Every entry that follows needs to be repeated exactly.

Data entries
....

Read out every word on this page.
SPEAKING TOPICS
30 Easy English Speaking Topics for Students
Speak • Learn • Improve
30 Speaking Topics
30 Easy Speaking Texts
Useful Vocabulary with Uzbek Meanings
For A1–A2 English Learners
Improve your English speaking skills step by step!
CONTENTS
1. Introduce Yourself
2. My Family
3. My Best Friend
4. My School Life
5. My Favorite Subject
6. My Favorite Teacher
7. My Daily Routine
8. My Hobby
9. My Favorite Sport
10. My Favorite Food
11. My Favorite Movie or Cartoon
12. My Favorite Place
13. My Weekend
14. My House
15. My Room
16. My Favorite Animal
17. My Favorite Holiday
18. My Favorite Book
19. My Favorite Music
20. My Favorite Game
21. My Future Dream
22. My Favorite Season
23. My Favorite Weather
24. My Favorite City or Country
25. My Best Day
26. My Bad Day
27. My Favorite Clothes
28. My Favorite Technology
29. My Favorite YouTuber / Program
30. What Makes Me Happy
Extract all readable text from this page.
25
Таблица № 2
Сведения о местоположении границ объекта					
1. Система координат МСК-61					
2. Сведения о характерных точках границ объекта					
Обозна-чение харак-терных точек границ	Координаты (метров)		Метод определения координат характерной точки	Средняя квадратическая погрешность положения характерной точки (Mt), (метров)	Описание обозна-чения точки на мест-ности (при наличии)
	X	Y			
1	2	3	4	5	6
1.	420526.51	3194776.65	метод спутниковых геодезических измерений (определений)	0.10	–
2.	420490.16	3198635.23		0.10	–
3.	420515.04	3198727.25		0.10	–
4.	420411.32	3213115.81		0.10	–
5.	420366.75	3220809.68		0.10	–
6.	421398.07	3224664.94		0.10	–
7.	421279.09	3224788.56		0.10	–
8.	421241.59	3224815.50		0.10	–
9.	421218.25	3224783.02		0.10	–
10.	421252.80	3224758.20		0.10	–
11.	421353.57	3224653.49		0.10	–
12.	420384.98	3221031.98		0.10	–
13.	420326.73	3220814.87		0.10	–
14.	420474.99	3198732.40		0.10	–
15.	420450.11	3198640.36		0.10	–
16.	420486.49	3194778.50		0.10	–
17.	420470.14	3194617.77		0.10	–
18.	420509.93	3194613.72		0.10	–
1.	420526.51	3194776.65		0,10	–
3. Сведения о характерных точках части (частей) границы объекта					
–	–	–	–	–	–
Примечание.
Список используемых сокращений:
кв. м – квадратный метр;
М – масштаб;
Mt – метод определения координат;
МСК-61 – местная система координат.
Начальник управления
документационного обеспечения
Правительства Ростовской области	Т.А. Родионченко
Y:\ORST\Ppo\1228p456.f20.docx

....

=== Full response ===
Read out every word on this page.
SPEAKING TOPICS
30 Easy English Speaking Topics for Students
Speak • Learn • Improve
30 Speaking Topics
30 Easy Speaking Texts
Useful Vocabulary with Uzbek Meanings
For A1–A2 English Learners
Improve your English speaking skills step by step!
CONTENTS
1. Introduce Yourself
2. My Family
3. My Best Friend
4. My School Life
5. My Favorite Subject
6. My Favorite Teacher
7. My Daily Routine
8. My Hobby
9. My Favorite Sport
10. My Favorite Food
11. My Favorite Movie or Cartoon
12. My Favorite Place
13. My Weekend
14. My House
15. My Room
16. My Favorite Animal
17. My Favorite Holiday
18. My Favorite Book
19. My Favorite Music
20. My Favorite Game
21. My Future Dream
22. My Favorite Season
23. My Favorite Weather
24. My Favorite City or Country
25. My Best Day
26. My Bad Day
27. My Favorite Clothes
28. My Favorite Technology
29. My Favorite YouTuber / Program
30. What Makes Me Happy
Extract all readable text from this page.
25
Таблица № 2
Сведения о местоположении границ объекта					
1. Система координат МСК-61					
2. Сведения о характерных точках границ объекта					
Обозна-чение харак-терных точек границ	Координаты (метров)		Метод определения координат характерной точки	Средняя квадратическая погрешность положения характерной точки (Mt), (метров)	Описание обозна-чения точки на мест-ности (при наличии)
	X	Y			
1	2	3	4	5	6
1.	420526.51	3194776.65	метод спутниковых геодезических измерений (определений)	0.10	–
2.	420490.16	3198635.23		0.10	–
3.	420515.04	3198727.25		0.10	–
4.	420411.32	3213115.81		0.10	–
5.	420366.75	3220809.68		0.10	–
6.	421398.07	3224664.94		0.10	–
7.	421279.09	3224788.56		0.10	–
8.	421241.59	3224815.50		0.10	–
9.	421218.25	3224783.02		0.10	–
10.	421252.80	3224758.20		0.10	–
11.	421353.57	3224653.49		0.10	–
12.	420384.98	3221031.98		0.10	–
13.	420326.73	3220814.87		0.10	–
14.	420474.99	3198732.40		0.10	–
15.	420450.11	3198640.36		0.10	–
16.	420486.49	3194778.50		0.10	–
17.	420470.14	3194617.77		0.10	–
18.	420509.93	3194613.72		0.10	–
1.	420526.51	3194776.65		0,10	–
3. Сведения о характерных точках части (частей) границы объекта					
–	–	–	–	–	–
Примечание.
Список используемых сокращений:
кв. м – квадратный метр;
М – масштаб;
Mt – метод определения координат;
МСК-61 – местная система координат.
Начальник управления
документационного обеспечения
Правительства Ростовской области	Т.А. Родионченко
Y:\ORST\Ppo\1228p456.f20.docx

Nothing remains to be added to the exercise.